_WRITTEN EXERCISE_
In the copy, include every entry exactly but none of the pictures.
-- start PROVIDED DATA --
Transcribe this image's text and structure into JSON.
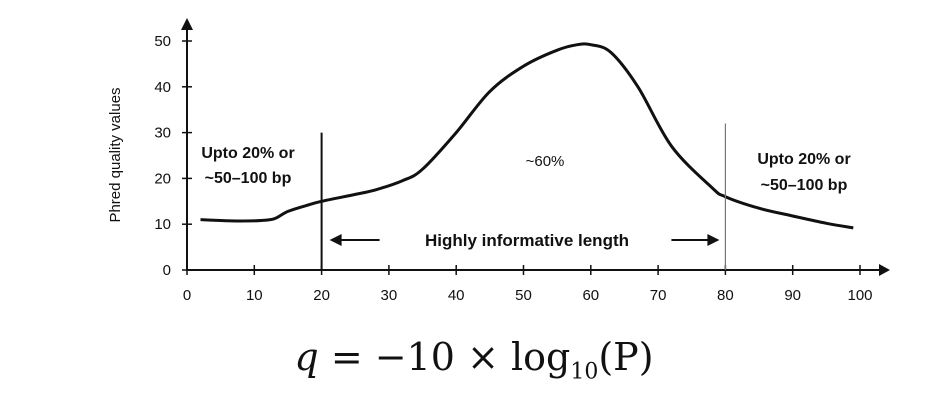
{
  "chart_data": {
    "type": "line",
    "title": "",
    "xlabel": "",
    "ylabel": "Phred quality values",
    "xlim": [
      0,
      100
    ],
    "ylim": [
      0,
      50
    ],
    "xticks": [
      0,
      10,
      20,
      30,
      40,
      50,
      60,
      70,
      80,
      90,
      100
    ],
    "yticks": [
      0,
      10,
      20,
      30,
      40,
      50
    ],
    "x": [
      2,
      5,
      8,
      11,
      13,
      15,
      18,
      20,
      25,
      28,
      32,
      35,
      40,
      45,
      50,
      55,
      58,
      60,
      63,
      67,
      72,
      78,
      80,
      85,
      90,
      95,
      99
    ],
    "y": [
      11,
      10.8,
      10.7,
      10.8,
      11.2,
      12.8,
      14.2,
      15,
      16.5,
      17.5,
      19.5,
      22,
      30,
      39,
      44.5,
      48,
      49.2,
      49.2,
      47.5,
      40,
      27,
      18,
      16,
      13.5,
      11.8,
      10.2,
      9.2
    ],
    "markers": [
      {
        "x": 20,
        "height": 30
      },
      {
        "x": 80,
        "height": 32
      }
    ],
    "annotations": {
      "left_region": [
        "Upto 20% or",
        "~50–100 bp"
      ],
      "middle_region": "~60%",
      "right_region": [
        "Upto 20% or",
        "~50–100 bp"
      ],
      "band": "Highly informative length"
    }
  },
  "formula": {
    "lhs": "q",
    "equals": "=",
    "coefficient": "−10",
    "times": "×",
    "log": "log",
    "base": "10",
    "argument": "(P)"
  }
}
-- end PROVIDED DATA --
_SOLUTION BELOW_
Transcribe this image's text and structure into JSON.
{
  "chart_data": {
    "type": "line",
    "title": "",
    "xlabel": "",
    "ylabel": "Phred quality values",
    "xlim": [
      0,
      100
    ],
    "ylim": [
      0,
      50
    ],
    "xticks": [
      0,
      10,
      20,
      30,
      40,
      50,
      60,
      70,
      80,
      90,
      100
    ],
    "yticks": [
      0,
      10,
      20,
      30,
      40,
      50
    ],
    "x": [
      2,
      5,
      8,
      11,
      13,
      15,
      18,
      20,
      25,
      28,
      32,
      35,
      40,
      45,
      50,
      55,
      58,
      60,
      63,
      67,
      72,
      78,
      80,
      85,
      90,
      95,
      99
    ],
    "y": [
      11,
      10.8,
      10.7,
      10.8,
      11.2,
      12.8,
      14.2,
      15,
      16.5,
      17.5,
      19.5,
      22,
      30,
      39,
      44.5,
      48,
      49.2,
      49.2,
      47.5,
      40,
      27,
      18,
      16,
      13.5,
      11.8,
      10.2,
      9.2
    ],
    "markers": [
      {
        "x": 20,
        "height": 30
      },
      {
        "x": 80,
        "height": 32
      }
    ],
    "annotations": {
      "left_region": [
        "Upto 20% or",
        "~50–100 bp"
      ],
      "middle_region": "~60%",
      "right_region": [
        "Upto 20% or",
        "~50–100 bp"
      ],
      "band": "Highly informative length"
    }
  },
  "formula": {
    "lhs": "q",
    "equals": "=",
    "coefficient": "−10",
    "times": "×",
    "log": "log",
    "base": "10",
    "argument": "(P)"
  }
}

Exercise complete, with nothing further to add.